Stored data entries

====================

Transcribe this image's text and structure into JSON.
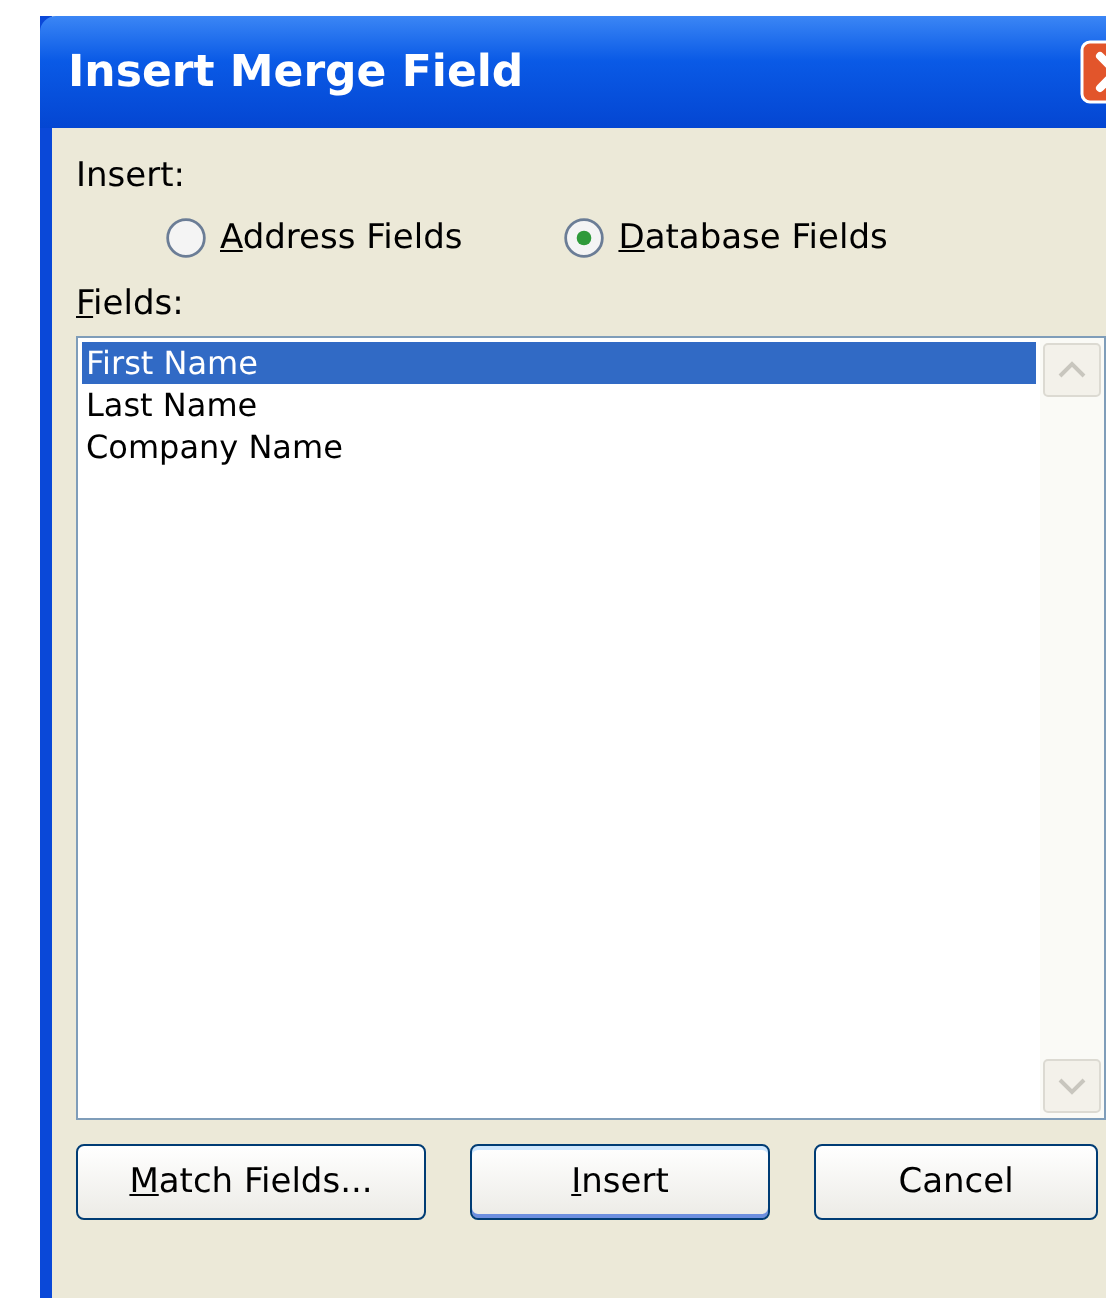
{
  "window": {
    "title": "Insert Merge Field"
  },
  "insert_label": {
    "text": "Insert:",
    "underline_first": false
  },
  "radios": [
    {
      "label": "Address Fields",
      "selected": false,
      "underline_first": true
    },
    {
      "label": "Database Fields",
      "selected": true,
      "underline_first": true
    }
  ],
  "fields_label": {
    "text": "Fields:",
    "underline_first": true
  },
  "fields": [
    {
      "label": "First Name",
      "selected": true
    },
    {
      "label": "Last Name",
      "selected": false
    },
    {
      "label": "Company Name",
      "selected": false
    }
  ],
  "buttons": [
    {
      "label": "Match Fields...",
      "default": false,
      "underline_first": true
    },
    {
      "label": "Insert",
      "default": true,
      "underline_first": true
    },
    {
      "label": "Cancel",
      "default": false,
      "underline_first": false
    }
  ]
}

====================

• Task objective: Without the pictures, restate each entry exactly.

• Full response:
Transcribe this image's text and structure into JSON.
{
  "window": {
    "title": "Insert Merge Field"
  },
  "insert_label": {
    "text": "Insert:",
    "underline_first": false
  },
  "radios": [
    {
      "label": "Address Fields",
      "selected": false,
      "underline_first": true
    },
    {
      "label": "Database Fields",
      "selected": true,
      "underline_first": true
    }
  ],
  "fields_label": {
    "text": "Fields:",
    "underline_first": true
  },
  "fields": [
    {
      "label": "First Name",
      "selected": true
    },
    {
      "label": "Last Name",
      "selected": false
    },
    {
      "label": "Company Name",
      "selected": false
    }
  ],
  "buttons": [
    {
      "label": "Match Fields...",
      "default": false,
      "underline_first": true
    },
    {
      "label": "Insert",
      "default": true,
      "underline_first": true
    },
    {
      "label": "Cancel",
      "default": false,
      "underline_first": false
    }
  ]
}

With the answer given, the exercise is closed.